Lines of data
============================================================
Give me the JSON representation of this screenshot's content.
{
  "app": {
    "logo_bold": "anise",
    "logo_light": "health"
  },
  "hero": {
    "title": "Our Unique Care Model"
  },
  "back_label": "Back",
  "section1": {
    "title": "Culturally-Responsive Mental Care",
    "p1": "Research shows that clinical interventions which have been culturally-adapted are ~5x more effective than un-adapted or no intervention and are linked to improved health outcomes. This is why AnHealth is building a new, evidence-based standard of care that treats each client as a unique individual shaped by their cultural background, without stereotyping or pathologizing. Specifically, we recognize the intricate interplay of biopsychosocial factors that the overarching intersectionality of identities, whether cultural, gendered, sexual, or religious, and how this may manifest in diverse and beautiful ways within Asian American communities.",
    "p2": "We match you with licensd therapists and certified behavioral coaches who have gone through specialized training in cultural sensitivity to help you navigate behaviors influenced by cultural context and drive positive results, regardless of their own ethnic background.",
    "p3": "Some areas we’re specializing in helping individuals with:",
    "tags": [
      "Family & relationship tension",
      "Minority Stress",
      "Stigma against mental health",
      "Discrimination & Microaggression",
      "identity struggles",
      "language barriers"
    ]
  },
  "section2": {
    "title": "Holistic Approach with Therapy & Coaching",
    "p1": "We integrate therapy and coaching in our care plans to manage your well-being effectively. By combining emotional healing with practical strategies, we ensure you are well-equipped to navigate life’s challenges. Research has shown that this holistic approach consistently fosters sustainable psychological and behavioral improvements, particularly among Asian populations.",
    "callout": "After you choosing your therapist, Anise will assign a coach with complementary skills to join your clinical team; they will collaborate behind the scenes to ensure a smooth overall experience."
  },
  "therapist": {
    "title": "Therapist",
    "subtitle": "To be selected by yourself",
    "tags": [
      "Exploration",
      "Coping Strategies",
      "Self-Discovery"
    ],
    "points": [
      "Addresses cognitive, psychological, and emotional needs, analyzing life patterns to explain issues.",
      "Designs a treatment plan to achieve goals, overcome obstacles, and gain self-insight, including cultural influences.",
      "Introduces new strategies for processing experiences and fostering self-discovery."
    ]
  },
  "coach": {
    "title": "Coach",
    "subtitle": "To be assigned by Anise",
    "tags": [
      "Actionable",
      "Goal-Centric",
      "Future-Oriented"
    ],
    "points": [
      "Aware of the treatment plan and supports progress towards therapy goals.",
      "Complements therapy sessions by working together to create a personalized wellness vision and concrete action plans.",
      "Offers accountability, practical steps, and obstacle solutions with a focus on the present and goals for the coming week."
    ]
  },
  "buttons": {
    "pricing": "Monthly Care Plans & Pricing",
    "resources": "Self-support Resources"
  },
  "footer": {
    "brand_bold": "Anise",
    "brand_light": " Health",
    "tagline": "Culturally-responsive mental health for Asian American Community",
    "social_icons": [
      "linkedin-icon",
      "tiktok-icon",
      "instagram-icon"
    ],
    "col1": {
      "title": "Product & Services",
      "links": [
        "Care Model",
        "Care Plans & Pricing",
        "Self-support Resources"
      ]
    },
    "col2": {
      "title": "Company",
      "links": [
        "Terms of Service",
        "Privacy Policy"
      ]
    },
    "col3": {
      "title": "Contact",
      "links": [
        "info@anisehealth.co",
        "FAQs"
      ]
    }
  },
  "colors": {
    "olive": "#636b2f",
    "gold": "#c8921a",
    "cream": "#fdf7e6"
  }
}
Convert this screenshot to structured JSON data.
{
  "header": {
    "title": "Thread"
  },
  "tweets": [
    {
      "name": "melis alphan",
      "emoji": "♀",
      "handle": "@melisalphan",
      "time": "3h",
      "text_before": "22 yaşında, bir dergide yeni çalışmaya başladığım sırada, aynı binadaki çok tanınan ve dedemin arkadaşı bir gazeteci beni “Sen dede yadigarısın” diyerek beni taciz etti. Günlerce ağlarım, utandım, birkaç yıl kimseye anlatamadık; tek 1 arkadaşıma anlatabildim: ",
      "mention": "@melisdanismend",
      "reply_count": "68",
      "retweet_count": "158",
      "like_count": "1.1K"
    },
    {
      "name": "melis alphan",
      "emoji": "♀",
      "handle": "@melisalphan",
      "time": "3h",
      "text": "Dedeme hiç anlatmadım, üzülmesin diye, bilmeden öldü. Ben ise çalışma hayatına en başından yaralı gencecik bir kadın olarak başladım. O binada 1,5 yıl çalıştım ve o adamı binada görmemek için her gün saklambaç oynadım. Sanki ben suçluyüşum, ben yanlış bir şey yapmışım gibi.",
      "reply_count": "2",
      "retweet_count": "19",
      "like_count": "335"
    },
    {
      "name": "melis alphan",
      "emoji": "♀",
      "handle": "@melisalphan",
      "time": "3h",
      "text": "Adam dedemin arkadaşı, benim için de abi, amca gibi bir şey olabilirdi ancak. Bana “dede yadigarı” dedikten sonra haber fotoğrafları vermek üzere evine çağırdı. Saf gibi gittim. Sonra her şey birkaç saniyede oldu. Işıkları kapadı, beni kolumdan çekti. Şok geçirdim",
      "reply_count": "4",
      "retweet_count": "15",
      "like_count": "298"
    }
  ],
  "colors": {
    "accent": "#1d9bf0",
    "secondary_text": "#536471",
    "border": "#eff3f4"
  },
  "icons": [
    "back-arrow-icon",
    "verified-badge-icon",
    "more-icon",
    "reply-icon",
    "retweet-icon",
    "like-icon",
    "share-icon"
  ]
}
============================================================
__GOAL__
Copy out exactly the lines between the line with "Convert this screenshot" and the last line of the entries, counting both of those lines.

__EXERCISE OUTPUT__
Convert this screenshot to structured JSON data.
{
  "header": {
    "title": "Thread"
  },
  "tweets": [
    {
      "name": "melis alphan",
      "emoji": "♀",
      "handle": "@melisalphan",
      "time": "3h",
      "text_before": "22 yaşında, bir dergide yeni çalışmaya başladığım sırada, aynı binadaki çok tanınan ve dedemin arkadaşı bir gazeteci beni “Sen dede yadigarısın” diyerek beni taciz etti. Günlerce ağlarım, utandım, birkaç yıl kimseye anlatamadık; tek 1 arkadaşıma anlatabildim: ",
      "mention": "@melisdanismend",
      "reply_count": "68",
      "retweet_count": "158",
      "like_count": "1.1K"
    },
    {
      "name": "melis alphan",
      "emoji": "♀",
      "handle": "@melisalphan",
      "time": "3h",
      "text": "Dedeme hiç anlatmadım, üzülmesin diye, bilmeden öldü. Ben ise çalışma hayatına en başından yaralı gencecik bir kadın olarak başladım. O binada 1,5 yıl çalıştım ve o adamı binada görmemek için her gün saklambaç oynadım. Sanki ben suçluyüşum, ben yanlış bir şey yapmışım gibi.",
      "reply_count": "2",
      "retweet_count": "19",
      "like_count": "335"
    },
    {
      "name": "melis alphan",
      "emoji": "♀",
      "handle": "@melisalphan",
      "time": "3h",
      "text": "Adam dedemin arkadaşı, benim için de abi, amca gibi bir şey olabilirdi ancak. Bana “dede yadigarı” dedikten sonra haber fotoğrafları vermek üzere evine çağırdı. Saf gibi gittim. Sonra her şey birkaç saniyede oldu. Işıkları kapadı, beni kolumdan çekti. Şok geçirdim",
      "reply_count": "4",
      "retweet_count": "15",
      "like_count": "298"
    }
  ],
  "colors": {
    "accent": "#1d9bf0",
    "secondary_text": "#536471",
    "border": "#eff3f4"
  },
  "icons": [
    "back-arrow-icon",
    "verified-badge-icon",
    "more-icon",
    "reply-icon",
    "retweet-icon",
    "like-icon",
    "share-icon"
  ]
}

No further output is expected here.